## Request
Each line of the listing must be transcribed exactly, except for the images, which should be excluded.

## Listed records
-.-.-

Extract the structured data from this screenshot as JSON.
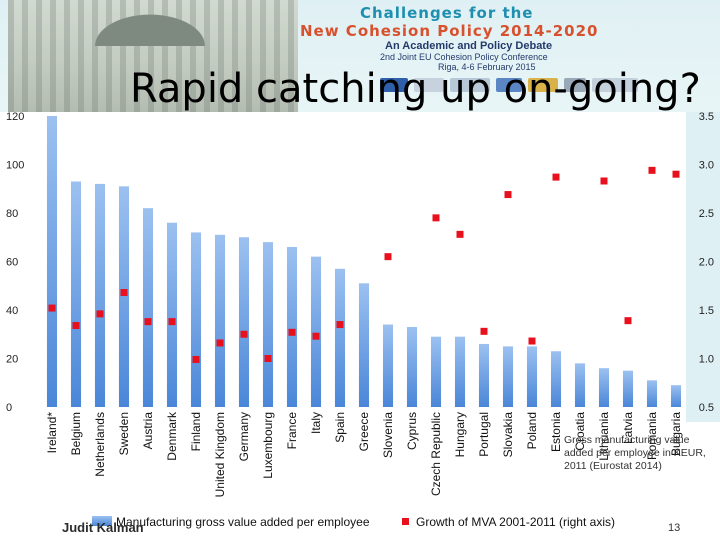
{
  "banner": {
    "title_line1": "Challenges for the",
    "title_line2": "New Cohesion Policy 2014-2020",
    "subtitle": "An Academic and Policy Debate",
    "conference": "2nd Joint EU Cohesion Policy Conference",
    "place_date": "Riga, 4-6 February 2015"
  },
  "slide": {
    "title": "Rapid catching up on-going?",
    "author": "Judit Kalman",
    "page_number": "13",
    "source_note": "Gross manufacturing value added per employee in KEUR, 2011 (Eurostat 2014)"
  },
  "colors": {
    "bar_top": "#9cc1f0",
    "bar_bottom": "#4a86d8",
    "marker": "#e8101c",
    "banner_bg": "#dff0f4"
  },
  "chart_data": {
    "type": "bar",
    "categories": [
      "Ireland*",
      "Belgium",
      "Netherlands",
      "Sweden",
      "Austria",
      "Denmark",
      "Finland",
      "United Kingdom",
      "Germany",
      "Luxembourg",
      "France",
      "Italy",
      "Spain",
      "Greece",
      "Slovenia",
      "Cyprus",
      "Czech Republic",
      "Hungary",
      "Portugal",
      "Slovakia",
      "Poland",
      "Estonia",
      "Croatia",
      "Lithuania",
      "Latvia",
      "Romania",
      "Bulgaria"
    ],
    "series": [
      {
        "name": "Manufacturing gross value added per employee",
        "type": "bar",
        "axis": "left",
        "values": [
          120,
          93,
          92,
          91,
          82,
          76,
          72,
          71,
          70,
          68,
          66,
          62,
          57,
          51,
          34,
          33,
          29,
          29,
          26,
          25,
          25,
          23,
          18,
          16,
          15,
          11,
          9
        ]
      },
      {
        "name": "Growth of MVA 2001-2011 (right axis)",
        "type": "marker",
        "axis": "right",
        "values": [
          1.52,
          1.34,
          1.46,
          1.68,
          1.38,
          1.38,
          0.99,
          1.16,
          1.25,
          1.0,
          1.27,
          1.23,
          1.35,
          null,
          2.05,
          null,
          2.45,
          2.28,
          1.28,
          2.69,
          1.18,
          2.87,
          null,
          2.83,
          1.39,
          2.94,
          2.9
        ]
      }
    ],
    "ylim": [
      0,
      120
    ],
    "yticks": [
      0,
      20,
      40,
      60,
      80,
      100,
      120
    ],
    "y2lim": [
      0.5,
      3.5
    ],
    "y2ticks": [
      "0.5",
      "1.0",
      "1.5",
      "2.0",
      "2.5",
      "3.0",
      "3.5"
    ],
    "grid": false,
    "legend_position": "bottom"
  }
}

-.-.-

## Final result
Extract the structured data from this screenshot as JSON.
{
  "banner": {
    "title_line1": "Challenges for the",
    "title_line2": "New Cohesion Policy 2014-2020",
    "subtitle": "An Academic and Policy Debate",
    "conference": "2nd Joint EU Cohesion Policy Conference",
    "place_date": "Riga, 4-6 February 2015"
  },
  "slide": {
    "title": "Rapid catching up on-going?",
    "author": "Judit Kalman",
    "page_number": "13",
    "source_note": "Gross manufacturing value added per employee in KEUR, 2011 (Eurostat 2014)"
  },
  "colors": {
    "bar_top": "#9cc1f0",
    "bar_bottom": "#4a86d8",
    "marker": "#e8101c",
    "banner_bg": "#dff0f4"
  },
  "chart_data": {
    "type": "bar",
    "categories": [
      "Ireland*",
      "Belgium",
      "Netherlands",
      "Sweden",
      "Austria",
      "Denmark",
      "Finland",
      "United Kingdom",
      "Germany",
      "Luxembourg",
      "France",
      "Italy",
      "Spain",
      "Greece",
      "Slovenia",
      "Cyprus",
      "Czech Republic",
      "Hungary",
      "Portugal",
      "Slovakia",
      "Poland",
      "Estonia",
      "Croatia",
      "Lithuania",
      "Latvia",
      "Romania",
      "Bulgaria"
    ],
    "series": [
      {
        "name": "Manufacturing gross value added per employee",
        "type": "bar",
        "axis": "left",
        "values": [
          120,
          93,
          92,
          91,
          82,
          76,
          72,
          71,
          70,
          68,
          66,
          62,
          57,
          51,
          34,
          33,
          29,
          29,
          26,
          25,
          25,
          23,
          18,
          16,
          15,
          11,
          9
        ]
      },
      {
        "name": "Growth of MVA 2001-2011 (right axis)",
        "type": "marker",
        "axis": "right",
        "values": [
          1.52,
          1.34,
          1.46,
          1.68,
          1.38,
          1.38,
          0.99,
          1.16,
          1.25,
          1.0,
          1.27,
          1.23,
          1.35,
          null,
          2.05,
          null,
          2.45,
          2.28,
          1.28,
          2.69,
          1.18,
          2.87,
          null,
          2.83,
          1.39,
          2.94,
          2.9
        ]
      }
    ],
    "ylim": [
      0,
      120
    ],
    "yticks": [
      0,
      20,
      40,
      60,
      80,
      100,
      120
    ],
    "y2lim": [
      0.5,
      3.5
    ],
    "y2ticks": [
      "0.5",
      "1.0",
      "1.5",
      "2.0",
      "2.5",
      "3.0",
      "3.5"
    ],
    "grid": false,
    "legend_position": "bottom"
  }
}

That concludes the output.